Entries from a dataset
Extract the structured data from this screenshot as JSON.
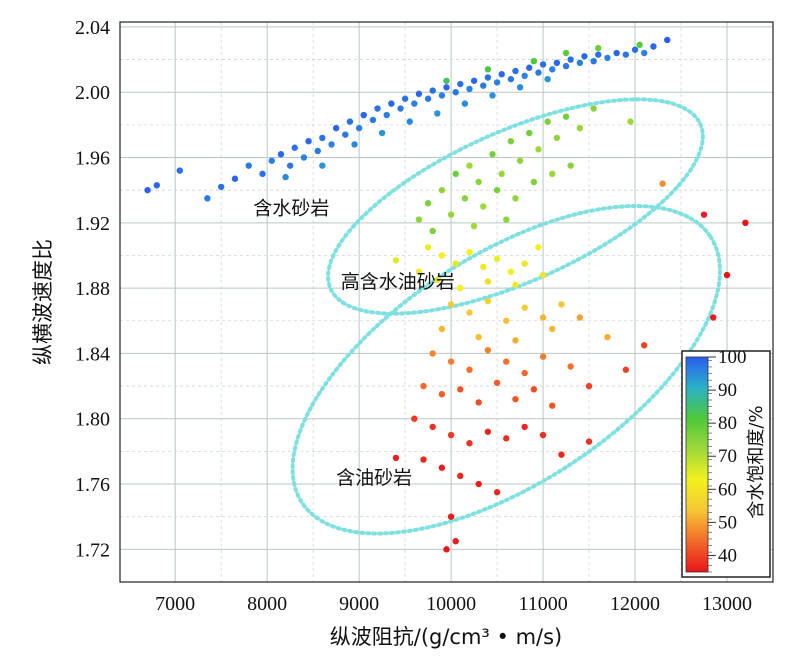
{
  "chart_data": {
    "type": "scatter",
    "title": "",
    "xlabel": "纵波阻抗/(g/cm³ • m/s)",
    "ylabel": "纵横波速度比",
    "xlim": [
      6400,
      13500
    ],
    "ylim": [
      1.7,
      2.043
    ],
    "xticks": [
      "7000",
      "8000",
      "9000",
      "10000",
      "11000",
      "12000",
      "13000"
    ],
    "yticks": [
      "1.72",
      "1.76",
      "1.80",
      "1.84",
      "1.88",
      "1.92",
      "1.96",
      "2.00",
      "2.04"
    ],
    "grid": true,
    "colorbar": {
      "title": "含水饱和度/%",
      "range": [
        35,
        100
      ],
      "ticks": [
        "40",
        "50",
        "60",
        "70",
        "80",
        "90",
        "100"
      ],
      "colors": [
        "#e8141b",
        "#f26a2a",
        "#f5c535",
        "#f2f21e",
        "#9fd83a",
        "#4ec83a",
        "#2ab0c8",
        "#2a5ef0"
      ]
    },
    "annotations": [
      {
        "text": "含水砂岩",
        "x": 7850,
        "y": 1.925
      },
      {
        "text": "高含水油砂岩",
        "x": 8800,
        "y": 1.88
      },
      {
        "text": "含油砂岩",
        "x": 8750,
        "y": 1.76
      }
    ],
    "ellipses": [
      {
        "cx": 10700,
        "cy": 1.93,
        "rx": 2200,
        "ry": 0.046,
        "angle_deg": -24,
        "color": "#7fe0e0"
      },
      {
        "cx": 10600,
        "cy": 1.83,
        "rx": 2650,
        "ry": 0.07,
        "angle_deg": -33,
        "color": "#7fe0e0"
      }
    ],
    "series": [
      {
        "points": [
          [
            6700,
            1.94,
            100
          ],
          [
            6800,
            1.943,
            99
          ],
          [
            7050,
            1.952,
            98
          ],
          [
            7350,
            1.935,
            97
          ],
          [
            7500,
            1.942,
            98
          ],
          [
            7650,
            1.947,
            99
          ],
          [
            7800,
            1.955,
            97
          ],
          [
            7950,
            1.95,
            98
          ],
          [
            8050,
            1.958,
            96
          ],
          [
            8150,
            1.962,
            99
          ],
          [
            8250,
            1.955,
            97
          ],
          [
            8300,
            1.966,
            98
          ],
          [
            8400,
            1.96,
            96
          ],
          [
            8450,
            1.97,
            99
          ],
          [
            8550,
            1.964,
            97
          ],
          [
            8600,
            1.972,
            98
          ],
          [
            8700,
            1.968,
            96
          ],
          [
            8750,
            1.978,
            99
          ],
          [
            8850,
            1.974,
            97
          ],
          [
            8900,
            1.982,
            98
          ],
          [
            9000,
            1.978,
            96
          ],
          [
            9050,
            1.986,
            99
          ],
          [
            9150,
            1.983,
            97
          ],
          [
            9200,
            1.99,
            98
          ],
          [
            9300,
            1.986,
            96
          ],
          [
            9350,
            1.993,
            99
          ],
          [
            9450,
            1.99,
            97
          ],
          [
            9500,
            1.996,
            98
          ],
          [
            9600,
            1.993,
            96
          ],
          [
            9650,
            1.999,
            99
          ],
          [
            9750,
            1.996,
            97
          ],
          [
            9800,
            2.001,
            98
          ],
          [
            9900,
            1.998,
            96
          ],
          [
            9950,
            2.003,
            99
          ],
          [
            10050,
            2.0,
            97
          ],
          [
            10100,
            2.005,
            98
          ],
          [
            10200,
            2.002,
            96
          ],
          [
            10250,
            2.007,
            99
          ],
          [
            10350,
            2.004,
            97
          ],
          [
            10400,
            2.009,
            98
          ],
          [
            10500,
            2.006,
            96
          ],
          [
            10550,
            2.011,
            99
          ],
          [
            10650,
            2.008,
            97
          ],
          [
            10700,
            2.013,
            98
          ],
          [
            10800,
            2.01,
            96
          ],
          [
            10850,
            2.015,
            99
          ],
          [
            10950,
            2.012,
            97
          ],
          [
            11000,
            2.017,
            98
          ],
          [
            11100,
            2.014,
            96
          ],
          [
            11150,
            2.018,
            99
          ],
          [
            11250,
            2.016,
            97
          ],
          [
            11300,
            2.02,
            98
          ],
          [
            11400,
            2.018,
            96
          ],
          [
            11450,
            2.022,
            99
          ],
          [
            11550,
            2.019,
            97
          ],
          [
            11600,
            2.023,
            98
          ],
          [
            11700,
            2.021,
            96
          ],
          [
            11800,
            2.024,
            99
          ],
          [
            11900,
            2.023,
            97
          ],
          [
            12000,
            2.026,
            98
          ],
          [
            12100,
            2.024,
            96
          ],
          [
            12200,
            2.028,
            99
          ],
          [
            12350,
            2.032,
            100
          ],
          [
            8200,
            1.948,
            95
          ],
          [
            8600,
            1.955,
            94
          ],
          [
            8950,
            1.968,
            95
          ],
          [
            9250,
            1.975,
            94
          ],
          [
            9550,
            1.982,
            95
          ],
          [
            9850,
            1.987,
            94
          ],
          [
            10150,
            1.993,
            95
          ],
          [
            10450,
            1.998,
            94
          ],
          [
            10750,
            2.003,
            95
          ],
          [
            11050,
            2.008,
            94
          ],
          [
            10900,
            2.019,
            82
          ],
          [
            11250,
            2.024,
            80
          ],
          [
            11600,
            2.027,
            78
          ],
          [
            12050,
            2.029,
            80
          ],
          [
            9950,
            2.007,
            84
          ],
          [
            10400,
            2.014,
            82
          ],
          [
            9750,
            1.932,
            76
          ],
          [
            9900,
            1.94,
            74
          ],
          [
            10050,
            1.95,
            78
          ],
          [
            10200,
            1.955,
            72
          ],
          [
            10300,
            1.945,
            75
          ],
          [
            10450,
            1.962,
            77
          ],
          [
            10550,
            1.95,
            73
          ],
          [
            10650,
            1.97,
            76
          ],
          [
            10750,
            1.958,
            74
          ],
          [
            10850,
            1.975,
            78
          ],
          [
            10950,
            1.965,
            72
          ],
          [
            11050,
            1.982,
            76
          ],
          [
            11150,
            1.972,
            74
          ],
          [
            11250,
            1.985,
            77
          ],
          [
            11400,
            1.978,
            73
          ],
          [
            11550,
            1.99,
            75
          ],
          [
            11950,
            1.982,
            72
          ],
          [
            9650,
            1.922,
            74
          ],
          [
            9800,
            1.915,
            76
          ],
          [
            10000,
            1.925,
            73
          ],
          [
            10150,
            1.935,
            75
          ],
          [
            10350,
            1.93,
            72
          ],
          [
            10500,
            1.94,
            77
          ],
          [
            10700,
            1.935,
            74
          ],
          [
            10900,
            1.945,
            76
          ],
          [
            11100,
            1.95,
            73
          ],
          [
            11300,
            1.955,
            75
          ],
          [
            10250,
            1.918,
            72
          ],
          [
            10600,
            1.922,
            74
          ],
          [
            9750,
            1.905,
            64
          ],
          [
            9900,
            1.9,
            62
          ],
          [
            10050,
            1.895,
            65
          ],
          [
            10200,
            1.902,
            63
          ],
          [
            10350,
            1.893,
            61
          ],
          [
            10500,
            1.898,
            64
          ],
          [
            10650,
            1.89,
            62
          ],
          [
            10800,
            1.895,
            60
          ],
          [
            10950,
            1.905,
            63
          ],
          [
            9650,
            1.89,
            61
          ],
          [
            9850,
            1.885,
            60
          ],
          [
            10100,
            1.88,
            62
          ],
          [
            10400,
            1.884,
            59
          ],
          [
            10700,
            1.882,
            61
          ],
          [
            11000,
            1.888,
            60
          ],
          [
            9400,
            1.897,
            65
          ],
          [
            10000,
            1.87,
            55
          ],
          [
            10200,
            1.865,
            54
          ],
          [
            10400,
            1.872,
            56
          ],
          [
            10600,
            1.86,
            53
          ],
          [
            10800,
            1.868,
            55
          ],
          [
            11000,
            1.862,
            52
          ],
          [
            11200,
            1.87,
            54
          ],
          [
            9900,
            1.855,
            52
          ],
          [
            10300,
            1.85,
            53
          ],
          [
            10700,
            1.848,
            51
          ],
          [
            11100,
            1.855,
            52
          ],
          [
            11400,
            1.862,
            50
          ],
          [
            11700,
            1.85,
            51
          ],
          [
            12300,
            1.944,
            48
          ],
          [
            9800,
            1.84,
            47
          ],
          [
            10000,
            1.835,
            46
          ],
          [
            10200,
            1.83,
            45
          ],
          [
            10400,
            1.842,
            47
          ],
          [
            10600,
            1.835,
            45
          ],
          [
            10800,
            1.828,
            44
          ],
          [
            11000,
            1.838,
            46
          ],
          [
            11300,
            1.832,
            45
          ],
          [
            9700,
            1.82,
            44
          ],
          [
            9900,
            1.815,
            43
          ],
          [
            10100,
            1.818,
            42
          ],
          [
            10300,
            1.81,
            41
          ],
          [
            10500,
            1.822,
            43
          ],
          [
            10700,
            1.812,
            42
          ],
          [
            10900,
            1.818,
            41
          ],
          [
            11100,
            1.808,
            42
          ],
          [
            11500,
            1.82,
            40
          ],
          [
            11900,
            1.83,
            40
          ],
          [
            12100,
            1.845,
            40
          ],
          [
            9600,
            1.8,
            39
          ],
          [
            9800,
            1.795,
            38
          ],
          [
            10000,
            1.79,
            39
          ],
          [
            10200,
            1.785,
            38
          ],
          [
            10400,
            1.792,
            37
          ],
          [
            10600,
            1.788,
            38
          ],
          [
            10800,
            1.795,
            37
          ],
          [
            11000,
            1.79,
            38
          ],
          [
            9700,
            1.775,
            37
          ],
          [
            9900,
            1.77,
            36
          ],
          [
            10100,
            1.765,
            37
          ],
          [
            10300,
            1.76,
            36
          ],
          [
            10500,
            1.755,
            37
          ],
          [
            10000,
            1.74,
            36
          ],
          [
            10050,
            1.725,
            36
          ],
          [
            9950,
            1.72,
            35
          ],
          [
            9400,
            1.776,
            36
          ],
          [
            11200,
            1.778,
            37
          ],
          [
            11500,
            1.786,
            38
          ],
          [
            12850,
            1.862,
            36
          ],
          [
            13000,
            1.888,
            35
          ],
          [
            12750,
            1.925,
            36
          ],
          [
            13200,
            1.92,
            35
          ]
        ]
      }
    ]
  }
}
--
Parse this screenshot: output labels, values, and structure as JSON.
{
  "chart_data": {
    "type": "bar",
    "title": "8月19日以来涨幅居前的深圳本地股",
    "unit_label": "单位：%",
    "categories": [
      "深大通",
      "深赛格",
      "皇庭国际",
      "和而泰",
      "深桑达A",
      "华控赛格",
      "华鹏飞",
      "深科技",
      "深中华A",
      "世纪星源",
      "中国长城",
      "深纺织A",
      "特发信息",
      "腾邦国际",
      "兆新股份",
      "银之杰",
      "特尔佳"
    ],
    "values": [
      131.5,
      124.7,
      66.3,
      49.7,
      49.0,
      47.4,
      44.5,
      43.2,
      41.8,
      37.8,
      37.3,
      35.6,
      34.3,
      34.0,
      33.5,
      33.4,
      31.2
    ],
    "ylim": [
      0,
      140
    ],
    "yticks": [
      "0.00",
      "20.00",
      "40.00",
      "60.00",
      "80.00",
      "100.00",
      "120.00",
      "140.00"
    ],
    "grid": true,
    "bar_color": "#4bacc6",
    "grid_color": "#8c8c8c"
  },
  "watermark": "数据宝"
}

_What to produce_
Copy out every line from the data above that has "screenshot" in it.

_Full solution_
Extract the structured data from this screenshot as JSON.
Parse this screenshot: output labels, values, and structure as JSON.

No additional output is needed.